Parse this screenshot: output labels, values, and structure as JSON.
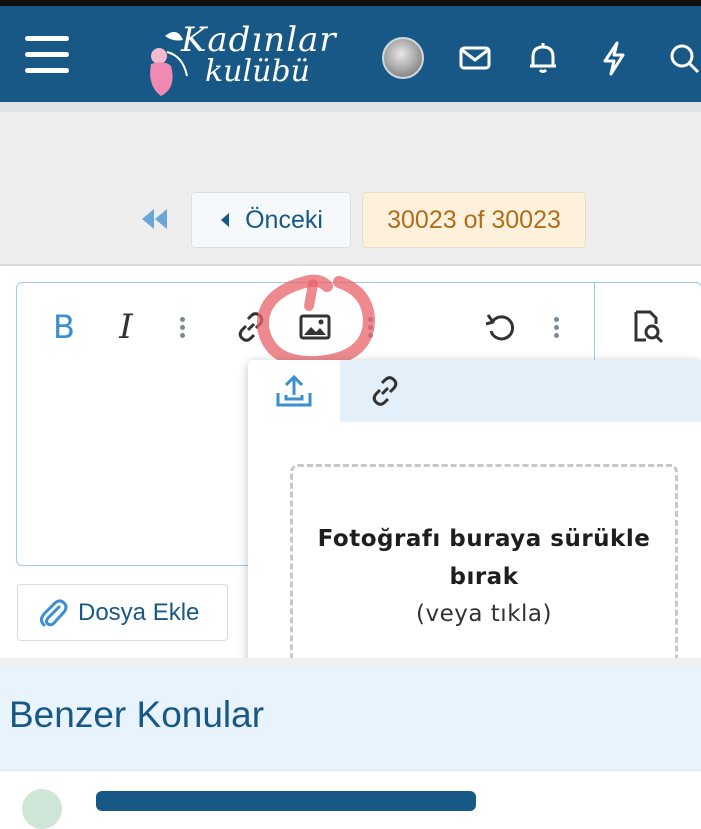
{
  "header": {
    "brand_line1": "Kadınlar",
    "brand_line2": "kulübü",
    "icons": [
      "menu-icon",
      "avatar",
      "mail-icon",
      "bell-icon",
      "lightning-icon",
      "search-icon"
    ]
  },
  "pagination": {
    "prev_label": "Önceki",
    "page_label": "30023 of 30023"
  },
  "editor": {
    "toolbar": {
      "bold_label": "B",
      "italic_label": "I",
      "icons": [
        "more-vertical-icon",
        "link-icon",
        "image-icon",
        "more-vertical-icon",
        "undo-icon",
        "more-vertical-icon",
        "preview-icon"
      ]
    }
  },
  "image_popup": {
    "tabs": [
      "upload-icon",
      "link-icon"
    ],
    "drop_title": "Fotoğrafı buraya sürükle bırak",
    "drop_sub": "(veya tıkla)"
  },
  "attach": {
    "label": "Dosya Ekle"
  },
  "similar": {
    "title": "Benzer Konular"
  },
  "colors": {
    "brand": "#185886",
    "accent": "#3a8fd0",
    "page_badge_bg": "#fdf1dc",
    "page_badge_text": "#b06e1d",
    "annotation": "#e8636a"
  }
}
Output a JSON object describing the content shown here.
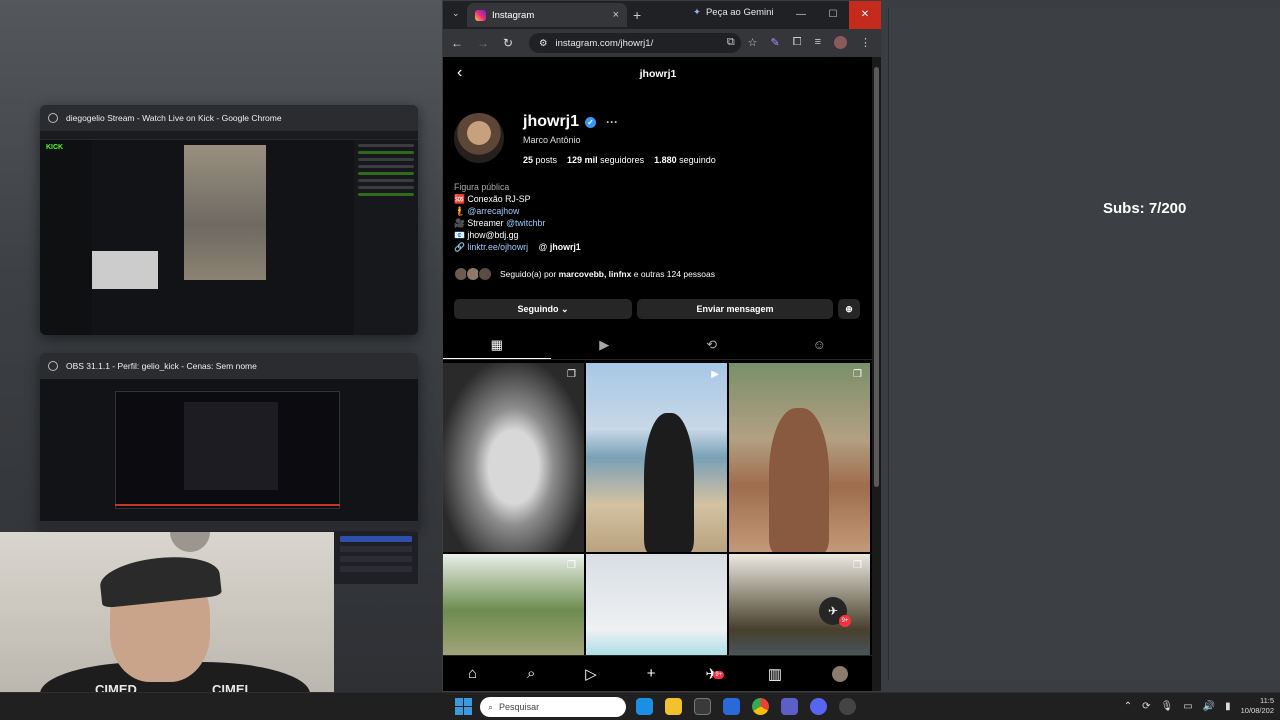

*Task to carry out*
Give the data above again in full and unchanged, skipping the pictures.

*Complete output*
Parse this screenshot: output labels, values, and structure as JSON.
{
  "header": {
    "brand_line1": "Kadınlar",
    "brand_line2": "kulübü",
    "icons": [
      "menu-icon",
      "avatar",
      "mail-icon",
      "bell-icon",
      "lightning-icon",
      "search-icon"
    ]
  },
  "pagination": {
    "prev_label": "Önceki",
    "page_label": "30023 of 30023"
  },
  "editor": {
    "toolbar": {
      "bold_label": "B",
      "italic_label": "I",
      "icons": [
        "more-vertical-icon",
        "link-icon",
        "image-icon",
        "more-vertical-icon",
        "undo-icon",
        "more-vertical-icon",
        "preview-icon"
      ]
    }
  },
  "image_popup": {
    "tabs": [
      "upload-icon",
      "link-icon"
    ],
    "drop_title": "Fotoğrafı buraya sürükle bırak",
    "drop_sub": "(veya tıkla)"
  },
  "attach": {
    "label": "Dosya Ekle"
  },
  "similar": {
    "title": "Benzer Konular"
  },
  "colors": {
    "brand": "#185886",
    "accent": "#3a8fd0",
    "page_badge_bg": "#fdf1dc",
    "page_badge_text": "#b06e1d",
    "annotation": "#e8636a"
  }
}
Output a JSON object describing the content shown here.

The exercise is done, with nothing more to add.